Task requirements:
Reproduce all the entries precisely.

Stored records

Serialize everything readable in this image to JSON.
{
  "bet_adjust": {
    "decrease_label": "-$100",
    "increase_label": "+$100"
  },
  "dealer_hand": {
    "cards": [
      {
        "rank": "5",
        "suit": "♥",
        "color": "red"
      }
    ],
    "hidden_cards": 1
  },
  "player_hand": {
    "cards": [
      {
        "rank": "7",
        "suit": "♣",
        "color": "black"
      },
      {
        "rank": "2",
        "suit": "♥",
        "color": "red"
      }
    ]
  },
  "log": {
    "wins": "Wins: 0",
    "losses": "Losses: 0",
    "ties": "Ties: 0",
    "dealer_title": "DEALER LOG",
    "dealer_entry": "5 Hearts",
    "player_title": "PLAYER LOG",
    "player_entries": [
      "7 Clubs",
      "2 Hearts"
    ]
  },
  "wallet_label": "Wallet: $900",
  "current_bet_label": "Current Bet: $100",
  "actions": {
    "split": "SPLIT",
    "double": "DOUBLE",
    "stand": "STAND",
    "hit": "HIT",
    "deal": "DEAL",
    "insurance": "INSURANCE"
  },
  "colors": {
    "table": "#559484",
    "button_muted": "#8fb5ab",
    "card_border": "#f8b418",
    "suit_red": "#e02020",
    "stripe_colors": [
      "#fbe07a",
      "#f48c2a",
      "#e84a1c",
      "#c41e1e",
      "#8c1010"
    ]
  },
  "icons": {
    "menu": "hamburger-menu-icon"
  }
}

Task answer:
Serialize everything readable in this image to JSON.
{
  "bet_adjust": {
    "decrease_label": "-$100",
    "increase_label": "+$100"
  },
  "dealer_hand": {
    "cards": [
      {
        "rank": "5",
        "suit": "♥",
        "color": "red"
      }
    ],
    "hidden_cards": 1
  },
  "player_hand": {
    "cards": [
      {
        "rank": "7",
        "suit": "♣",
        "color": "black"
      },
      {
        "rank": "2",
        "suit": "♥",
        "color": "red"
      }
    ]
  },
  "log": {
    "wins": "Wins: 0",
    "losses": "Losses: 0",
    "ties": "Ties: 0",
    "dealer_title": "DEALER LOG",
    "dealer_entry": "5 Hearts",
    "player_title": "PLAYER LOG",
    "player_entries": [
      "7 Clubs",
      "2 Hearts"
    ]
  },
  "wallet_label": "Wallet: $900",
  "current_bet_label": "Current Bet: $100",
  "actions": {
    "split": "SPLIT",
    "double": "DOUBLE",
    "stand": "STAND",
    "hit": "HIT",
    "deal": "DEAL",
    "insurance": "INSURANCE"
  },
  "colors": {
    "table": "#559484",
    "button_muted": "#8fb5ab",
    "card_border": "#f8b418",
    "suit_red": "#e02020",
    "stripe_colors": [
      "#fbe07a",
      "#f48c2a",
      "#e84a1c",
      "#c41e1e",
      "#8c1010"
    ]
  },
  "icons": {
    "menu": "hamburger-menu-icon"
  }
}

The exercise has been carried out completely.